● **AIM**
Repeat everything in the material exactly.

● **EXTRACTED INFORMATION**
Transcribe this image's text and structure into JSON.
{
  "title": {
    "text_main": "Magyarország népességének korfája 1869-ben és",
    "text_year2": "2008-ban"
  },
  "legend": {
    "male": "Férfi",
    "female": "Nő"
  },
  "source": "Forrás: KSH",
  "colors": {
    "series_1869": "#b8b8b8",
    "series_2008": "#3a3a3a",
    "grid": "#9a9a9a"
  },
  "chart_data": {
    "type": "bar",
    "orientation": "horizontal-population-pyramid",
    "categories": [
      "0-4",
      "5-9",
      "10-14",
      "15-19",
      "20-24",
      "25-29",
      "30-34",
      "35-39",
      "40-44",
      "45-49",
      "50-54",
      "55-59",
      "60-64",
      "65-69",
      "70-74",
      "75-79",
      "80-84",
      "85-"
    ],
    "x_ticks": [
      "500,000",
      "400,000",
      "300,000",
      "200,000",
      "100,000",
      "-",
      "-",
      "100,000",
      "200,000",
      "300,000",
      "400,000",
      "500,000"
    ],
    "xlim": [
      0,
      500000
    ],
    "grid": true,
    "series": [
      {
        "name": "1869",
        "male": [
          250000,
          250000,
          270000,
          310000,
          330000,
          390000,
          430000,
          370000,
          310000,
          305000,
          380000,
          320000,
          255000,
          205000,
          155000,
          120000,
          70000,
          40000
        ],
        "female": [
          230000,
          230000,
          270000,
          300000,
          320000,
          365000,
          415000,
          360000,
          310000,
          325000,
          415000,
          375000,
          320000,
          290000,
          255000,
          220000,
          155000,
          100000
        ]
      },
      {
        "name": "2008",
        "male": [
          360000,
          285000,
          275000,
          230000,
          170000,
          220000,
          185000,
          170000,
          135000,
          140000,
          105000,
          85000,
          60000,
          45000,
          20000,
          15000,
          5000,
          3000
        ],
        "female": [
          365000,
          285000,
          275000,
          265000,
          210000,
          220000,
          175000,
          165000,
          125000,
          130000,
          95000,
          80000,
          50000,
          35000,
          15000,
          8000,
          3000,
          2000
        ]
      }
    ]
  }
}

● **ANSWER TO THIS TASK**
Transcribe this image's text and structure into JSON.
{
  "title": {
    "text_main": "Magyarország népességének korfája 1869-ben és",
    "text_year2": "2008-ban"
  },
  "legend": {
    "male": "Férfi",
    "female": "Nő"
  },
  "source": "Forrás: KSH",
  "colors": {
    "series_1869": "#b8b8b8",
    "series_2008": "#3a3a3a",
    "grid": "#9a9a9a"
  },
  "chart_data": {
    "type": "bar",
    "orientation": "horizontal-population-pyramid",
    "categories": [
      "0-4",
      "5-9",
      "10-14",
      "15-19",
      "20-24",
      "25-29",
      "30-34",
      "35-39",
      "40-44",
      "45-49",
      "50-54",
      "55-59",
      "60-64",
      "65-69",
      "70-74",
      "75-79",
      "80-84",
      "85-"
    ],
    "x_ticks": [
      "500,000",
      "400,000",
      "300,000",
      "200,000",
      "100,000",
      "-",
      "-",
      "100,000",
      "200,000",
      "300,000",
      "400,000",
      "500,000"
    ],
    "xlim": [
      0,
      500000
    ],
    "grid": true,
    "series": [
      {
        "name": "1869",
        "male": [
          250000,
          250000,
          270000,
          310000,
          330000,
          390000,
          430000,
          370000,
          310000,
          305000,
          380000,
          320000,
          255000,
          205000,
          155000,
          120000,
          70000,
          40000
        ],
        "female": [
          230000,
          230000,
          270000,
          300000,
          320000,
          365000,
          415000,
          360000,
          310000,
          325000,
          415000,
          375000,
          320000,
          290000,
          255000,
          220000,
          155000,
          100000
        ]
      },
      {
        "name": "2008",
        "male": [
          360000,
          285000,
          275000,
          230000,
          170000,
          220000,
          185000,
          170000,
          135000,
          140000,
          105000,
          85000,
          60000,
          45000,
          20000,
          15000,
          5000,
          3000
        ],
        "female": [
          365000,
          285000,
          275000,
          265000,
          210000,
          220000,
          175000,
          165000,
          125000,
          130000,
          95000,
          80000,
          50000,
          35000,
          15000,
          8000,
          3000,
          2000
        ]
      }
    ]
  }
}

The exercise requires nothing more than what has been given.